Records for processing:
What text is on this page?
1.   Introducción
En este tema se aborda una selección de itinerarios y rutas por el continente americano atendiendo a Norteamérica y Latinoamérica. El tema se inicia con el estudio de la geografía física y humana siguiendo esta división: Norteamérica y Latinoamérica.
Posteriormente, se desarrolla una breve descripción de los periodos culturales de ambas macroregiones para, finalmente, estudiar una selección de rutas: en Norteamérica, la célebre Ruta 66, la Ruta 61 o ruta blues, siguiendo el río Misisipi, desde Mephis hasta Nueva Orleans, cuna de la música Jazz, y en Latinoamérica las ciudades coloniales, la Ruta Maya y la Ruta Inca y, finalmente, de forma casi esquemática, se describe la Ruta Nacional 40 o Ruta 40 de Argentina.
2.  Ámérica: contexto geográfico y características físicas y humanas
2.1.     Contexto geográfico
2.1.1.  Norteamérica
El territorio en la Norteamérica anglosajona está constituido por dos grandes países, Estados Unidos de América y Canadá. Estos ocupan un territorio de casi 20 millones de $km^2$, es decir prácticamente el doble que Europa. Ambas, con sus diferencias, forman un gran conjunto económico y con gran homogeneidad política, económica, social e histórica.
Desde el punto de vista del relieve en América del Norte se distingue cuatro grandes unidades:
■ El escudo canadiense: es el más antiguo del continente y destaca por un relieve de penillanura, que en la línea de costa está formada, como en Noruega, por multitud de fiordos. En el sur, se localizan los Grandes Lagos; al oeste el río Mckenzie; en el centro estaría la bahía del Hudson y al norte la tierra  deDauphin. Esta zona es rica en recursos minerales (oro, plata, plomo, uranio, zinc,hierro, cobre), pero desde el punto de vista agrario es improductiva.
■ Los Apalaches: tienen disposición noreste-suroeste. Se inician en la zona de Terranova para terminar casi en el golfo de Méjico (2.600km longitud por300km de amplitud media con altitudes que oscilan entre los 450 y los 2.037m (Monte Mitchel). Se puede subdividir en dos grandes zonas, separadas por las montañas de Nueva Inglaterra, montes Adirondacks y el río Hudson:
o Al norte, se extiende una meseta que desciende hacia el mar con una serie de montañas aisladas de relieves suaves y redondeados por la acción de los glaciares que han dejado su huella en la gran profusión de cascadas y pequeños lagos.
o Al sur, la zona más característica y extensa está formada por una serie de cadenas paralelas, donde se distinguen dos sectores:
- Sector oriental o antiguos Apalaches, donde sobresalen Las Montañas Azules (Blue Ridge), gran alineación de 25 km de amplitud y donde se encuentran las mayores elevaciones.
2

Task: Exactly as shown, repeat every record.

Final answer:
What text is on this page?
1.   Introducción
En este tema se aborda una selección de itinerarios y rutas por el continente americano atendiendo a Norteamérica y Latinoamérica. El tema se inicia con el estudio de la geografía física y humana siguiendo esta división: Norteamérica y Latinoamérica.
Posteriormente, se desarrolla una breve descripción de los periodos culturales de ambas macroregiones para, finalmente, estudiar una selección de rutas: en Norteamérica, la célebre Ruta 66, la Ruta 61 o ruta blues, siguiendo el río Misisipi, desde Mephis hasta Nueva Orleans, cuna de la música Jazz, y en Latinoamérica las ciudades coloniales, la Ruta Maya y la Ruta Inca y, finalmente, de forma casi esquemática, se describe la Ruta Nacional 40 o Ruta 40 de Argentina.
2.  Ámérica: contexto geográfico y características físicas y humanas
2.1.     Contexto geográfico
2.1.1.  Norteamérica
El territorio en la Norteamérica anglosajona está constituido por dos grandes países, Estados Unidos de América y Canadá. Estos ocupan un territorio de casi 20 millones de $km^2$, es decir prácticamente el doble que Europa. Ambas, con sus diferencias, forman un gran conjunto económico y con gran homogeneidad política, económica, social e histórica.
Desde el punto de vista del relieve en América del Norte se distingue cuatro grandes unidades:
■ El escudo canadiense: es el más antiguo del continente y destaca por un relieve de penillanura, que en la línea de costa está formada, como en Noruega, por multitud de fiordos. En el sur, se localizan los Grandes Lagos; al oeste el río Mckenzie; en el centro estaría la bahía del Hudson y al norte la tierra  deDauphin. Esta zona es rica en recursos minerales (oro, plata, plomo, uranio, zinc,hierro, cobre), pero desde el punto de vista agrario es improductiva.
■ Los Apalaches: tienen disposición noreste-suroeste. Se inician en la zona de Terranova para terminar casi en el golfo de Méjico (2.600km longitud por300km de amplitud media con altitudes que oscilan entre los 450 y los 2.037m (Monte Mitchel). Se puede subdividir en dos grandes zonas, separadas por las montañas de Nueva Inglaterra, montes Adirondacks y el río Hudson:
o Al norte, se extiende una meseta que desciende hacia el mar con una serie de montañas aisladas de relieves suaves y redondeados por la acción de los glaciares que han dejado su huella en la gran profusión de cascadas y pequeños lagos.
o Al sur, la zona más característica y extensa está formada por una serie de cadenas paralelas, donde se distinguen dos sectores:
- Sector oriental o antiguos Apalaches, donde sobresalen Las Montañas Azules (Blue Ridge), gran alineación de 25 km de amplitud y donde se encuentran las mayores elevaciones.
2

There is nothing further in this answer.